# PROBLEM REQUIREMENTS
Starting with the first line of the material and going on through the line with "table-cell: Q <box>746 649 807 673</box>", write those lines out again with "elements" swapped for "items" and nothing else changed.

-- start RECORD LIST --

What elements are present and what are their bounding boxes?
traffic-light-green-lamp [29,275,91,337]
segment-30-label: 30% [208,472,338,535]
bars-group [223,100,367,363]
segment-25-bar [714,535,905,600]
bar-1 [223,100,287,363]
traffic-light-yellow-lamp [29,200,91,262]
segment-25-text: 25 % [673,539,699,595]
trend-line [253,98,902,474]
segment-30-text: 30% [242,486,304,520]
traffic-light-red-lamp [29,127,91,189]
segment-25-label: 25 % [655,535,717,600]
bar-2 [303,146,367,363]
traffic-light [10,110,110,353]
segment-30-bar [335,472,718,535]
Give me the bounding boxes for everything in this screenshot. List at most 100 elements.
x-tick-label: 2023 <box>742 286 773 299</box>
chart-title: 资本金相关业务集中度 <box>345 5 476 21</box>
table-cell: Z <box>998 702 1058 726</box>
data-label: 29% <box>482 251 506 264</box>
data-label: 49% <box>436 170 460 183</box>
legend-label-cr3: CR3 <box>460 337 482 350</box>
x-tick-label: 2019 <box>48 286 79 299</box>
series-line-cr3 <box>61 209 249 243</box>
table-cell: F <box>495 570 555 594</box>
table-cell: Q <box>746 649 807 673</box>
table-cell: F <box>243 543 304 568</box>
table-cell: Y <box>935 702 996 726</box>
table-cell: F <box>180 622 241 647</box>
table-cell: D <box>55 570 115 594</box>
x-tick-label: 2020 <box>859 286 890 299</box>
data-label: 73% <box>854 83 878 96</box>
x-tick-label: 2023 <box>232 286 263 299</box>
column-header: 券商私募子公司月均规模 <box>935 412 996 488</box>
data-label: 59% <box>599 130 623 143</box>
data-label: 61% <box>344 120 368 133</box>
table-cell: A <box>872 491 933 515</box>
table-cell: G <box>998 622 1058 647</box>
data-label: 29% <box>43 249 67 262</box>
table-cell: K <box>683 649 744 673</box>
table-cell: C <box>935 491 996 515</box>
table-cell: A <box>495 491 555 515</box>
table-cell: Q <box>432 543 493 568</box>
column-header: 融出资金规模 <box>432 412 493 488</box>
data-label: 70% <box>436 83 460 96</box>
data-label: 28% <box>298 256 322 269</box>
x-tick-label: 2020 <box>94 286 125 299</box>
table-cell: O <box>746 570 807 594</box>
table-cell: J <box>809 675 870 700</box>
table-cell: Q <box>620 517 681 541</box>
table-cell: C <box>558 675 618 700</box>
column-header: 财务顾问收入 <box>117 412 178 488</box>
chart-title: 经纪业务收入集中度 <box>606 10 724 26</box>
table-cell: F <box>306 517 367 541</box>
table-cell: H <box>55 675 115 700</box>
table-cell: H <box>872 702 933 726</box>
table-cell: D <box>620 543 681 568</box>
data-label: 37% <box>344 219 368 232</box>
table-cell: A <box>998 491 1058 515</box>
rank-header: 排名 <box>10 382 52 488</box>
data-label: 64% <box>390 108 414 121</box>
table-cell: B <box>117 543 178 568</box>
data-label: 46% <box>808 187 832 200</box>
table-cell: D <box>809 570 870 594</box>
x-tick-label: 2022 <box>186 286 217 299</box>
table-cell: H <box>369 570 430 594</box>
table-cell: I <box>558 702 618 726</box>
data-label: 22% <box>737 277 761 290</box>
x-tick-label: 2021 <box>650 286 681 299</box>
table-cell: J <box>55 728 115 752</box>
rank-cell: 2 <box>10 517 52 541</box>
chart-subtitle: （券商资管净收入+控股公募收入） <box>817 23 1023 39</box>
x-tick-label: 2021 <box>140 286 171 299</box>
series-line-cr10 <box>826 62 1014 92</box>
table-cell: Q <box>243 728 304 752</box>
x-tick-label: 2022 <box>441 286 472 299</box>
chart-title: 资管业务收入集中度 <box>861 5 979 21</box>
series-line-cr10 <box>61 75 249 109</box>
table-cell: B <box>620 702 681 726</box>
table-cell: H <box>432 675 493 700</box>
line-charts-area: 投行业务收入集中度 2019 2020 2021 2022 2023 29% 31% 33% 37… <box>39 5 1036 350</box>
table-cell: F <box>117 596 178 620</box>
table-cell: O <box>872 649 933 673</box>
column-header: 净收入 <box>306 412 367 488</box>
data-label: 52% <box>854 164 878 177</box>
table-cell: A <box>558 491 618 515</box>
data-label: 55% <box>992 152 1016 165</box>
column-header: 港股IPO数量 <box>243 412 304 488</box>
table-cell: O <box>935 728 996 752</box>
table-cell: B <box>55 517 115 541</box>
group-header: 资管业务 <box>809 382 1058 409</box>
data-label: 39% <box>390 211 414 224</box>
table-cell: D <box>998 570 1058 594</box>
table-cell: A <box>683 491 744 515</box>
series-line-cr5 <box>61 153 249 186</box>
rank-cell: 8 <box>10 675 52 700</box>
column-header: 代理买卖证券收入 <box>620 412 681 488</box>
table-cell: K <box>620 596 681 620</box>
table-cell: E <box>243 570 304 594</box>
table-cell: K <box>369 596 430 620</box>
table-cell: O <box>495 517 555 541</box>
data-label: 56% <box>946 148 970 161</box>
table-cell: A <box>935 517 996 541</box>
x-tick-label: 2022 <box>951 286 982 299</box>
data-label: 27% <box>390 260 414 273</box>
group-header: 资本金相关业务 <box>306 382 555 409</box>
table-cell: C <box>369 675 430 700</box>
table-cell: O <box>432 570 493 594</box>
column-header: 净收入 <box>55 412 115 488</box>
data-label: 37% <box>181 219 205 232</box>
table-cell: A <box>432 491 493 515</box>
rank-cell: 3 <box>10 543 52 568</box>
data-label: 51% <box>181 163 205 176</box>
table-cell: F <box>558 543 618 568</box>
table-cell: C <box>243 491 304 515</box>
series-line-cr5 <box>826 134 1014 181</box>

-- end RECORD LIST --

# ANSWER FOR THE TASK
What items are present and what are their bounding boxes?
traffic-light-green-lamp [29,275,91,337]
segment-30-label: 30% [208,472,338,535]
bars-group [223,100,367,363]
segment-25-bar [714,535,905,600]
bar-1 [223,100,287,363]
traffic-light-yellow-lamp [29,200,91,262]
segment-25-text: 25 % [673,539,699,595]
trend-line [253,98,902,474]
segment-30-text: 30% [242,486,304,520]
traffic-light-red-lamp [29,127,91,189]
segment-25-label: 25 % [655,535,717,600]
bar-2 [303,146,367,363]
traffic-light [10,110,110,353]
segment-30-bar [335,472,718,535]
Give me the bounding boxes for everything in this screenshot. List at most 100 items.
x-tick-label: 2023 <box>742 286 773 299</box>
chart-title: 资本金相关业务集中度 <box>345 5 476 21</box>
table-cell: Z <box>998 702 1058 726</box>
data-label: 29% <box>482 251 506 264</box>
data-label: 49% <box>436 170 460 183</box>
legend-label-cr3: CR3 <box>460 337 482 350</box>
x-tick-label: 2019 <box>48 286 79 299</box>
series-line-cr3 <box>61 209 249 243</box>
table-cell: F <box>495 570 555 594</box>
table-cell: Q <box>746 649 807 673</box>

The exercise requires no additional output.